• _Element position data_
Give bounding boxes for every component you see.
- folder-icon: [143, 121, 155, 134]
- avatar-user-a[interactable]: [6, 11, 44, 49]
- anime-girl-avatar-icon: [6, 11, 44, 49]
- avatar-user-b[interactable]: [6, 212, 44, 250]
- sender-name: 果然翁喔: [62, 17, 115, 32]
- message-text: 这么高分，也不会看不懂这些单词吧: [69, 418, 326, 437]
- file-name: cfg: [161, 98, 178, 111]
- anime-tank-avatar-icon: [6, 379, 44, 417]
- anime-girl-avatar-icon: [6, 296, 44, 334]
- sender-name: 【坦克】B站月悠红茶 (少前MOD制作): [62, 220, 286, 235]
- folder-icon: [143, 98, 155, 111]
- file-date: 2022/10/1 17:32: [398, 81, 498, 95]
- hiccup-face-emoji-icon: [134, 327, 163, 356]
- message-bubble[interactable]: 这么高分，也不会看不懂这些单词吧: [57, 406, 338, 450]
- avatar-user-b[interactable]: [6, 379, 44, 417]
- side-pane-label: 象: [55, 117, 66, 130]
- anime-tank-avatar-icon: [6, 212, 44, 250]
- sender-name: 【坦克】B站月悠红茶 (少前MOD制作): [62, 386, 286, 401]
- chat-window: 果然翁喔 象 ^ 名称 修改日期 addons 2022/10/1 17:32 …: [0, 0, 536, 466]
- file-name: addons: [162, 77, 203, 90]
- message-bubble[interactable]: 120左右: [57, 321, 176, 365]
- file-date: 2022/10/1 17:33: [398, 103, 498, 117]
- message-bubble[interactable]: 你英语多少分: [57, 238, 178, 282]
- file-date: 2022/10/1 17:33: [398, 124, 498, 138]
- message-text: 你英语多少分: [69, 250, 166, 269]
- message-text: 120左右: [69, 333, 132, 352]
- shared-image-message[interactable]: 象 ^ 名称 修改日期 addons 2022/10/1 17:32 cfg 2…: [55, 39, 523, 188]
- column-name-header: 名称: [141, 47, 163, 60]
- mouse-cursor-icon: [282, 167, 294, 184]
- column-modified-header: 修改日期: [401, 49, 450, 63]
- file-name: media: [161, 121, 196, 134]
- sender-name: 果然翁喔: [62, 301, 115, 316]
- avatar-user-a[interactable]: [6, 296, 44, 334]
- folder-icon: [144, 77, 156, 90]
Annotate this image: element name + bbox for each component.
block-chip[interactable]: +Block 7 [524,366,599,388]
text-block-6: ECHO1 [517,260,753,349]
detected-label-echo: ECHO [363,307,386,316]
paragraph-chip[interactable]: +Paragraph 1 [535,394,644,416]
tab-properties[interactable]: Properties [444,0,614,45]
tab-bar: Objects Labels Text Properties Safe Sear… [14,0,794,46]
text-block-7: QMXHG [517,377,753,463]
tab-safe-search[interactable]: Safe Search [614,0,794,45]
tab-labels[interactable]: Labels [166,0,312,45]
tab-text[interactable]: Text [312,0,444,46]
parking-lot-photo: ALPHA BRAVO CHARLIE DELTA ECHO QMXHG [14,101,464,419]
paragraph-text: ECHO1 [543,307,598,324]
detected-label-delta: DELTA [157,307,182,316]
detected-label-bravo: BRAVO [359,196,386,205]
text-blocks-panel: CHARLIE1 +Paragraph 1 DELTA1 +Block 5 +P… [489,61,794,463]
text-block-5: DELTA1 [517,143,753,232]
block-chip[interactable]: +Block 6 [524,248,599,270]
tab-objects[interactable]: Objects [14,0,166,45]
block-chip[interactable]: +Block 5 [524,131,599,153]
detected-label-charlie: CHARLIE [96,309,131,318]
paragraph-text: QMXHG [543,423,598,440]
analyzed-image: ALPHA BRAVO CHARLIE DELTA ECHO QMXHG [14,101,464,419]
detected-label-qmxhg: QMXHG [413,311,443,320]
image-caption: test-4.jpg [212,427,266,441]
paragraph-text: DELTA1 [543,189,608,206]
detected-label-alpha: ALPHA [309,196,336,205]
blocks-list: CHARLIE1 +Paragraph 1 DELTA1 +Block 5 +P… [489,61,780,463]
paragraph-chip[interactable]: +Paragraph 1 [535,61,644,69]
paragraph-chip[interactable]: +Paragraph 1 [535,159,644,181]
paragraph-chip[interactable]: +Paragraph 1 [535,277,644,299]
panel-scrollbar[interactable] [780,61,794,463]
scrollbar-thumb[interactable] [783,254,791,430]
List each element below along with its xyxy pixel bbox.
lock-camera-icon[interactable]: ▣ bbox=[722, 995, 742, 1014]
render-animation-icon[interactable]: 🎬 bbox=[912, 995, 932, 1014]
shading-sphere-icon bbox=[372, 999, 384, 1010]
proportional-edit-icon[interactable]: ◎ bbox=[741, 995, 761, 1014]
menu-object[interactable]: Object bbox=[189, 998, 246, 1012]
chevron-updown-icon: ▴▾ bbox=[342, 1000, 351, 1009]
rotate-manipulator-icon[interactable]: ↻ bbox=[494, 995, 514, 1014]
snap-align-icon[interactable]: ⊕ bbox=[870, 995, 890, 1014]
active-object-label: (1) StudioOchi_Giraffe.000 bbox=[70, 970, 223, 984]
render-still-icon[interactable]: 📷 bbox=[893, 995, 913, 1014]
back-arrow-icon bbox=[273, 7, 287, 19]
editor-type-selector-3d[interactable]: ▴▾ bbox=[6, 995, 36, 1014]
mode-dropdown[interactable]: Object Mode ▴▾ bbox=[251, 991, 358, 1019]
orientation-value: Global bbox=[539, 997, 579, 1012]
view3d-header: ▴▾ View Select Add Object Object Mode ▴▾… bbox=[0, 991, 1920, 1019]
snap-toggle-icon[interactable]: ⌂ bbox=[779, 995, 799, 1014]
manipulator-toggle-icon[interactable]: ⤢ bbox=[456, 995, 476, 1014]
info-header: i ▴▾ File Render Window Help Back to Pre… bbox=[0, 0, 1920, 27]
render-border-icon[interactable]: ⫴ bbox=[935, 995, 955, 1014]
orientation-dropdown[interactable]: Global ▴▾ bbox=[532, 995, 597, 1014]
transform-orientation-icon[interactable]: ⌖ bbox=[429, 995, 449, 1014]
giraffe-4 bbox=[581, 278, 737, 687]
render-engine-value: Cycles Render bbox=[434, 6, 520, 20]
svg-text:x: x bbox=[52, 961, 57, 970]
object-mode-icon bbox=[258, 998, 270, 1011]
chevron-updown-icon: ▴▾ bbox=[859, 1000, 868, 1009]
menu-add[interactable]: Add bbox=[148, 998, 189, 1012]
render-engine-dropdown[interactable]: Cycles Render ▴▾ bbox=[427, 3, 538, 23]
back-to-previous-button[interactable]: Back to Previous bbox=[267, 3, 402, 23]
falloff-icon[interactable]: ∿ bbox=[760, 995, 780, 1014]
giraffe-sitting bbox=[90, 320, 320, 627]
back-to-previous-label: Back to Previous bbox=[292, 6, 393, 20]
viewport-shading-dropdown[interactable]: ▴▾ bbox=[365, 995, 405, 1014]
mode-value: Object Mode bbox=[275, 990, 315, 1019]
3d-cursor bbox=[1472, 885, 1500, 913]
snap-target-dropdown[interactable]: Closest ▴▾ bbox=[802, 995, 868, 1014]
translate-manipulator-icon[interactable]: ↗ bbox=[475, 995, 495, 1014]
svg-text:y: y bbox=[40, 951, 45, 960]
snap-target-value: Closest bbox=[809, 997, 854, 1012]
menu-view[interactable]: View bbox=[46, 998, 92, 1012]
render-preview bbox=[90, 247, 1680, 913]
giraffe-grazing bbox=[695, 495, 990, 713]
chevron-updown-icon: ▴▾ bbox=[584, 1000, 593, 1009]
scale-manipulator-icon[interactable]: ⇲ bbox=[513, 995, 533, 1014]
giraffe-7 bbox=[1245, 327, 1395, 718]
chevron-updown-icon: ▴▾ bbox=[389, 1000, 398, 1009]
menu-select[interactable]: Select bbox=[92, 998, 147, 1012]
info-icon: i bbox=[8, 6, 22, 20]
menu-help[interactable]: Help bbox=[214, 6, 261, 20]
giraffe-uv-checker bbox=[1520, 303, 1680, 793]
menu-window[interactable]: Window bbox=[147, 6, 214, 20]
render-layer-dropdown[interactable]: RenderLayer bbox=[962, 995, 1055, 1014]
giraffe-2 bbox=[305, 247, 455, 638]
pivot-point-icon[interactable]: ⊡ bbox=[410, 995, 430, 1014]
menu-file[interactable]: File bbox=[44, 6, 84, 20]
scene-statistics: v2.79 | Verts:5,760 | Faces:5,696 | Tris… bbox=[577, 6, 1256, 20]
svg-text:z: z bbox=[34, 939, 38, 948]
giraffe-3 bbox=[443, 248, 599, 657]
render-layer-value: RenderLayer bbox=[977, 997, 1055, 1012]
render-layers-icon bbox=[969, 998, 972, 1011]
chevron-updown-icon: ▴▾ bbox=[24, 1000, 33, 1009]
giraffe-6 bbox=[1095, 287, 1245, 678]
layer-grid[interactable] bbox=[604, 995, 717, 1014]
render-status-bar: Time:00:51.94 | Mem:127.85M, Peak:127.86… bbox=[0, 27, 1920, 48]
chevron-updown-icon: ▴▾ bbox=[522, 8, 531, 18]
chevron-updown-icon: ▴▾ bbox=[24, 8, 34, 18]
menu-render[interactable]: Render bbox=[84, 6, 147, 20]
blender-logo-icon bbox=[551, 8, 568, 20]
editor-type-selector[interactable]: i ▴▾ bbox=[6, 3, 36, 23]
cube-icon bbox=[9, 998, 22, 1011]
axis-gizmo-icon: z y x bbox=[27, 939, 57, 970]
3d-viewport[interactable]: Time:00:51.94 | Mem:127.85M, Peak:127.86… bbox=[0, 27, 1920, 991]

• _WRITTEN EXERCISE_
Update everything from the first of the lines above down to the line containing "- sender-name: 果然翁喔: [62, 17, 115, 32]", replacing "folder-icon" with "directory-icon" and leaving all else unchanged; return only those lines.

• _FINAL ANSWER_
Give bounding boxes for every component you see.
- directory-icon: [143, 121, 155, 134]
- avatar-user-a[interactable]: [6, 11, 44, 49]
- anime-girl-avatar-icon: [6, 11, 44, 49]
- avatar-user-b[interactable]: [6, 212, 44, 250]
- sender-name: 果然翁喔: [62, 17, 115, 32]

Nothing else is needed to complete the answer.